TASK GOAL = Extract every record, exactly as written, and ignore the pictures.

PROVIDED INFORMATION =
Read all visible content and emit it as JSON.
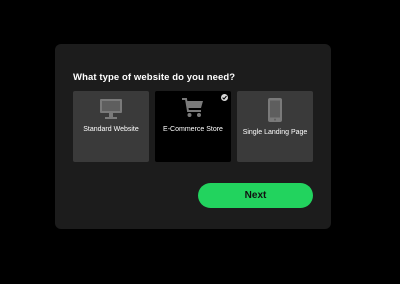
{
  "wizard": {
    "question": "What type of website do you need?",
    "options": [
      {
        "label": "Standard Website",
        "icon": "monitor-icon",
        "selected": false
      },
      {
        "label": "E-Commerce Store",
        "icon": "shopping-cart-icon",
        "selected": true
      },
      {
        "label": "Single Landing Page",
        "icon": "tablet-icon",
        "selected": false
      }
    ],
    "next_label": "Next",
    "colors": {
      "accent": "#22d35e",
      "card": "#1c1c1c",
      "option": "#3a3a3a",
      "option_selected": "#000000",
      "icon": "#7a7a7a"
    }
  }
}
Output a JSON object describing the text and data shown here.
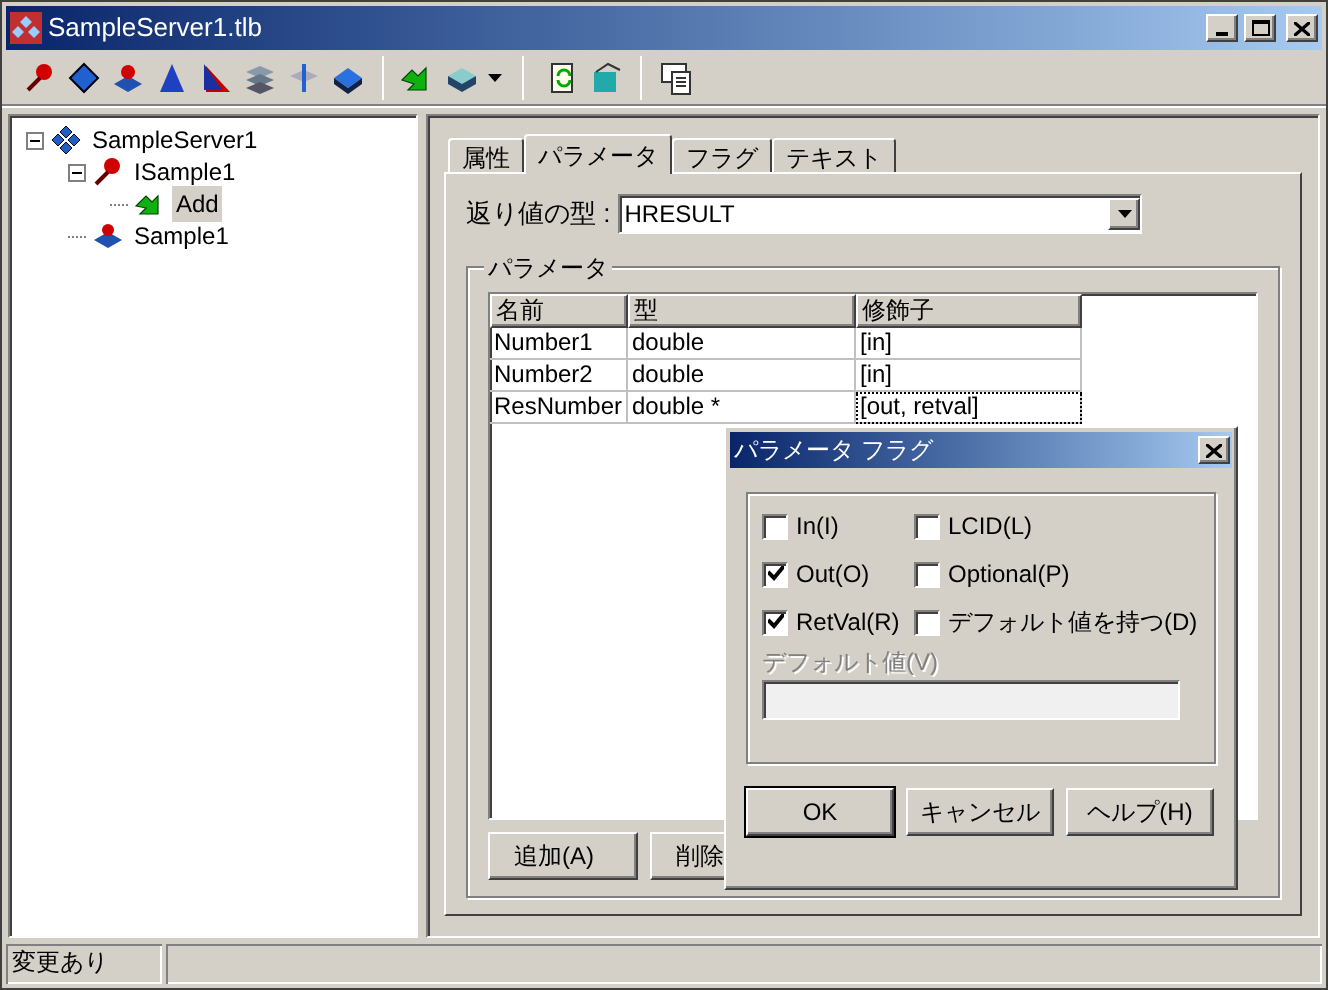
{
  "window": {
    "title": "SampleServer1.tlb"
  },
  "tree": [
    {
      "label": "SampleServer1",
      "kind": "library",
      "expanded": true,
      "selected": false,
      "children": [
        {
          "label": "ISample1",
          "kind": "interface",
          "expanded": true,
          "selected": false,
          "children": [
            {
              "label": "Add",
              "kind": "method",
              "selected": true
            }
          ]
        },
        {
          "label": "Sample1",
          "kind": "coclass",
          "selected": false
        }
      ]
    }
  ],
  "tabs": [
    {
      "label": "属性",
      "selected": false
    },
    {
      "label": "パラメータ",
      "selected": true
    },
    {
      "label": "フラグ",
      "selected": false
    },
    {
      "label": "テキスト",
      "selected": false
    }
  ],
  "return_type": {
    "label": "返り値の型 :",
    "value": "HRESULT"
  },
  "params_group": {
    "title": "パラメータ"
  },
  "table": {
    "columns": [
      "名前",
      "型",
      "修飾子"
    ],
    "rows": [
      {
        "cells": [
          "Number1",
          "double",
          "[in]"
        ],
        "focused": false
      },
      {
        "cells": [
          "Number2",
          "double",
          "[in]"
        ],
        "focused": false
      },
      {
        "cells": [
          "ResNumber",
          "double *",
          "[out, retval]"
        ],
        "focused": true
      }
    ]
  },
  "buttons": [
    "追加(A)",
    "削除"
  ],
  "dialog": {
    "title": "パラメータ フラグ",
    "flags": [
      {
        "label": "In(I)",
        "checked": false
      },
      {
        "label": "LCID(L)",
        "checked": false
      },
      {
        "label": "Out(O)",
        "checked": true
      },
      {
        "label": "Optional(P)",
        "checked": false
      },
      {
        "label": "RetVal(R)",
        "checked": true
      },
      {
        "label": "デフォルト値を持つ(D)",
        "checked": false
      }
    ],
    "default_value": {
      "label": "デフォルト値(V)",
      "disabled": true
    },
    "buttons": [
      {
        "label": "OK",
        "default": true
      },
      {
        "label": "キャンセル",
        "default": false
      },
      {
        "label": "ヘルプ(H)",
        "default": false
      }
    ]
  },
  "status_bar": {
    "text": "変更あり"
  }
}
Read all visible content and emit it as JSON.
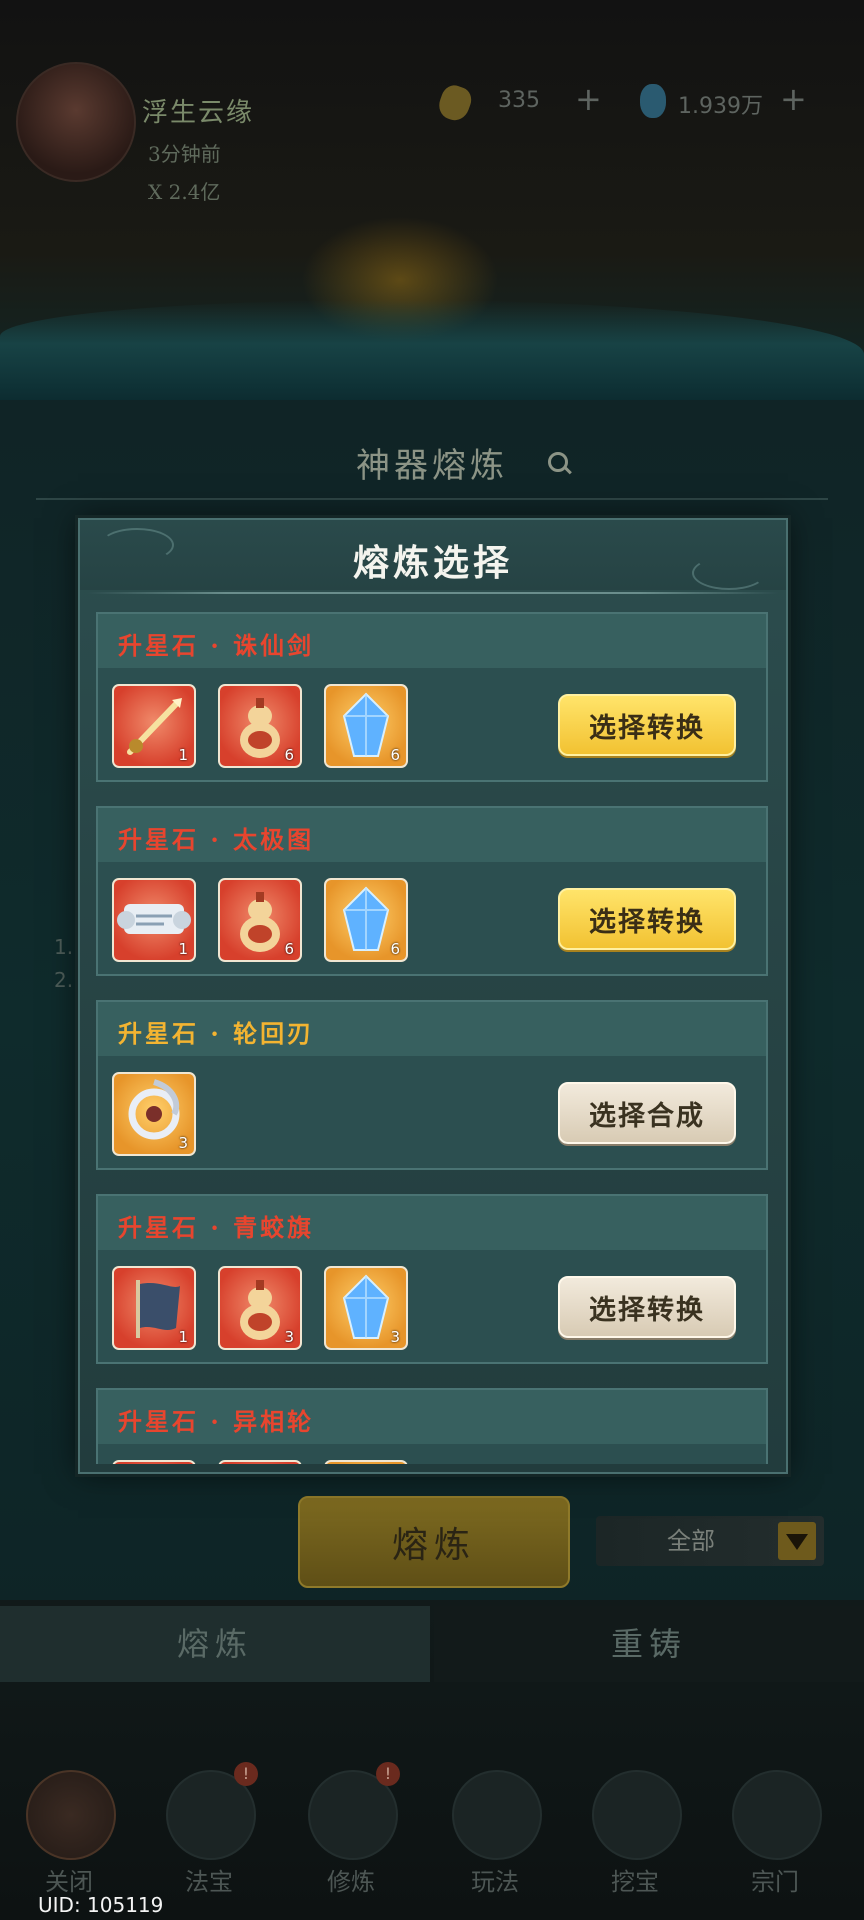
{
  "colors": {
    "title_red": "#e8452e",
    "title_gold": "#f3b431",
    "button_yellow": "#f6cf3e",
    "button_gray": "#e6dcc8",
    "item_red": "#e05a3e",
    "item_gold": "#f0a83a"
  },
  "background": {
    "player": {
      "name": "浮生云缘",
      "subtitle": "3分钟前",
      "stat": "X 2.4亿"
    },
    "resources": [
      {
        "icon": "gold-ingot-icon",
        "value": "335",
        "plus": "+"
      },
      {
        "icon": "spirit-crystal-icon",
        "value": "1.939万",
        "plus": "+"
      }
    ],
    "panel_title": "神器熔炼",
    "notes": [
      "1.",
      "2."
    ],
    "smelt_button": "熔炼",
    "filter_label": "全部",
    "tabs": [
      "熔炼",
      "重铸"
    ],
    "nav": [
      {
        "label": "关闭",
        "icon": "close-icon",
        "badge": ""
      },
      {
        "label": "法宝",
        "icon": "treasure-icon",
        "badge": "!"
      },
      {
        "label": "修炼",
        "icon": "cultivate-icon",
        "badge": "!"
      },
      {
        "label": "玩法",
        "icon": "gameplay-icon",
        "badge": ""
      },
      {
        "label": "挖宝",
        "icon": "shovel-icon",
        "badge": ""
      },
      {
        "label": "宗门",
        "icon": "sect-icon",
        "badge": ""
      }
    ],
    "uid": "UID: 105119"
  },
  "modal": {
    "title": "熔炼选择",
    "entries": [
      {
        "title": "升星石 · 诛仙剑",
        "title_color": "red",
        "items": [
          {
            "icon": "sword-icon",
            "bg": "red",
            "count": "1"
          },
          {
            "icon": "gourd-icon",
            "bg": "red",
            "count": "6"
          },
          {
            "icon": "crystal-icon",
            "bg": "gold",
            "count": "6"
          }
        ],
        "button": "选择转换",
        "button_style": "yellow"
      },
      {
        "title": "升星石 · 太极图",
        "title_color": "red",
        "items": [
          {
            "icon": "scroll-icon",
            "bg": "red",
            "count": "1"
          },
          {
            "icon": "gourd-icon",
            "bg": "red",
            "count": "6"
          },
          {
            "icon": "crystal-icon",
            "bg": "gold",
            "count": "6"
          }
        ],
        "button": "选择转换",
        "button_style": "yellow"
      },
      {
        "title": "升星石 · 轮回刃",
        "title_color": "gold",
        "items": [
          {
            "icon": "blade-wheel-icon",
            "bg": "gold",
            "count": "3"
          }
        ],
        "button": "选择合成",
        "button_style": "gray"
      },
      {
        "title": "升星石 · 青蛟旗",
        "title_color": "red",
        "items": [
          {
            "icon": "flag-icon",
            "bg": "red",
            "count": "1"
          },
          {
            "icon": "gourd-icon",
            "bg": "red",
            "count": "3"
          },
          {
            "icon": "crystal-icon",
            "bg": "gold",
            "count": "3"
          }
        ],
        "button": "选择转换",
        "button_style": "gray"
      },
      {
        "title": "升星石 · 异相轮",
        "title_color": "red",
        "items": [
          {
            "icon": "wheel-icon",
            "bg": "red",
            "count": ""
          },
          {
            "icon": "gourd-icon",
            "bg": "red",
            "count": ""
          },
          {
            "icon": "crystal-icon",
            "bg": "gold",
            "count": ""
          }
        ],
        "button": "",
        "button_style": "gray"
      }
    ]
  }
}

TASK OUTPUT =
Read all visible content and emit it as JSON.
{
  "wizard": {
    "question": "What type of website do you need?",
    "options": [
      {
        "label": "Standard Website",
        "icon": "monitor-icon",
        "selected": false
      },
      {
        "label": "E-Commerce Store",
        "icon": "shopping-cart-icon",
        "selected": true
      },
      {
        "label": "Single Landing Page",
        "icon": "tablet-icon",
        "selected": false
      }
    ],
    "next_label": "Next",
    "colors": {
      "accent": "#22d35e",
      "card": "#1c1c1c",
      "option": "#3a3a3a",
      "option_selected": "#000000",
      "icon": "#7a7a7a"
    }
  }
}
Output a JSON object describing the text and data shown here.
{
  "window": {
    "title": "SampleServer1.tlb"
  },
  "tree": [
    {
      "label": "SampleServer1",
      "kind": "library",
      "expanded": true,
      "selected": false,
      "children": [
        {
          "label": "ISample1",
          "kind": "interface",
          "expanded": true,
          "selected": false,
          "children": [
            {
              "label": "Add",
              "kind": "method",
              "selected": true
            }
          ]
        },
        {
          "label": "Sample1",
          "kind": "coclass",
          "selected": false
        }
      ]
    }
  ],
  "tabs": [
    {
      "label": "属性",
      "selected": false
    },
    {
      "label": "パラメータ",
      "selected": true
    },
    {
      "label": "フラグ",
      "selected": false
    },
    {
      "label": "テキスト",
      "selected": false
    }
  ],
  "return_type": {
    "label": "返り値の型 :",
    "value": "HRESULT"
  },
  "params_group": {
    "title": "パラメータ"
  },
  "table": {
    "columns": [
      "名前",
      "型",
      "修飾子"
    ],
    "rows": [
      {
        "cells": [
          "Number1",
          "double",
          "[in]"
        ],
        "focused": false
      },
      {
        "cells": [
          "Number2",
          "double",
          "[in]"
        ],
        "focused": false
      },
      {
        "cells": [
          "ResNumber",
          "double *",
          "[out, retval]"
        ],
        "focused": true
      }
    ]
  },
  "buttons": [
    "追加(A)",
    "削除"
  ],
  "dialog": {
    "title": "パラメータ フラグ",
    "flags": [
      {
        "label": "In(I)",
        "checked": false
      },
      {
        "label": "LCID(L)",
        "checked": false
      },
      {
        "label": "Out(O)",
        "checked": true
      },
      {
        "label": "Optional(P)",
        "checked": false
      },
      {
        "label": "RetVal(R)",
        "checked": true
      },
      {
        "label": "デフォルト値を持つ(D)",
        "checked": false
      }
    ],
    "default_value": {
      "label": "デフォルト値(V)",
      "disabled": true
    },
    "buttons": [
      {
        "label": "OK",
        "default": true
      },
      {
        "label": "キャンセル",
        "default": false
      },
      {
        "label": "ヘルプ(H)",
        "default": false
      }
    ]
  },
  "status_bar": {
    "text": "変更あり"
  }
}
Read all visible content and emit it as JSON.
{
  "colors": {
    "title_red": "#e8452e",
    "title_gold": "#f3b431",
    "button_yellow": "#f6cf3e",
    "button_gray": "#e6dcc8",
    "item_red": "#e05a3e",
    "item_gold": "#f0a83a"
  },
  "background": {
    "player": {
      "name": "浮生云缘",
      "subtitle": "3分钟前",
      "stat": "X 2.4亿"
    },
    "resources": [
      {
        "icon": "gold-ingot-icon",
        "value": "335",
        "plus": "+"
      },
      {
        "icon": "spirit-crystal-icon",
        "value": "1.939万",
        "plus": "+"
      }
    ],
    "panel_title": "神器熔炼",
    "notes": [
      "1.",
      "2."
    ],
    "smelt_button": "熔炼",
    "filter_label": "全部",
    "tabs": [
      "熔炼",
      "重铸"
    ],
    "nav": [
      {
        "label": "关闭",
        "icon": "close-icon",
        "badge": ""
      },
      {
        "label": "法宝",
        "icon": "treasure-icon",
        "badge": "!"
      },
      {
        "label": "修炼",
        "icon": "cultivate-icon",
        "badge": "!"
      },
      {
        "label": "玩法",
        "icon": "gameplay-icon",
        "badge": ""
      },
      {
        "label": "挖宝",
        "icon": "shovel-icon",
        "badge": ""
      },
      {
        "label": "宗门",
        "icon": "sect-icon",
        "badge": ""
      }
    ],
    "uid": "UID: 105119"
  },
  "modal": {
    "title": "熔炼选择",
    "entries": [
      {
        "title": "升星石 · 诛仙剑",
        "title_color": "red",
        "items": [
          {
            "icon": "sword-icon",
            "bg": "red",
            "count": "1"
          },
          {
            "icon": "gourd-icon",
            "bg": "red",
            "count": "6"
          },
          {
            "icon": "crystal-icon",
            "bg": "gold",
            "count": "6"
          }
        ],
        "button": "选择转换",
        "button_style": "yellow"
      },
      {
        "title": "升星石 · 太极图",
        "title_color": "red",
        "items": [
          {
            "icon": "scroll-icon",
            "bg": "red",
            "count": "1"
          },
          {
            "icon": "gourd-icon",
            "bg": "red",
            "count": "6"
          },
          {
            "icon": "crystal-icon",
            "bg": "gold",
            "count": "6"
          }
        ],
        "button": "选择转换",
        "button_style": "yellow"
      },
      {
        "title": "升星石 · 轮回刃",
        "title_color": "gold",
        "items": [
          {
            "icon": "blade-wheel-icon",
            "bg": "gold",
            "count": "3"
          }
        ],
        "button": "选择合成",
        "button_style": "gray"
      },
      {
        "title": "升星石 · 青蛟旗",
        "title_color": "red",
        "items": [
          {
            "icon": "flag-icon",
            "bg": "red",
            "count": "1"
          },
          {
            "icon": "gourd-icon",
            "bg": "red",
            "count": "3"
          },
          {
            "icon": "crystal-icon",
            "bg": "gold",
            "count": "3"
          }
        ],
        "button": "选择转换",
        "button_style": "gray"
      },
      {
        "title": "升星石 · 异相轮",
        "title_color": "red",
        "items": [
          {
            "icon": "wheel-icon",
            "bg": "red",
            "count": ""
          },
          {
            "icon": "gourd-icon",
            "bg": "red",
            "count": ""
          },
          {
            "icon": "crystal-icon",
            "bg": "gold",
            "count": ""
          }
        ],
        "button": "",
        "button_style": "gray"
      }
    ]
  }
}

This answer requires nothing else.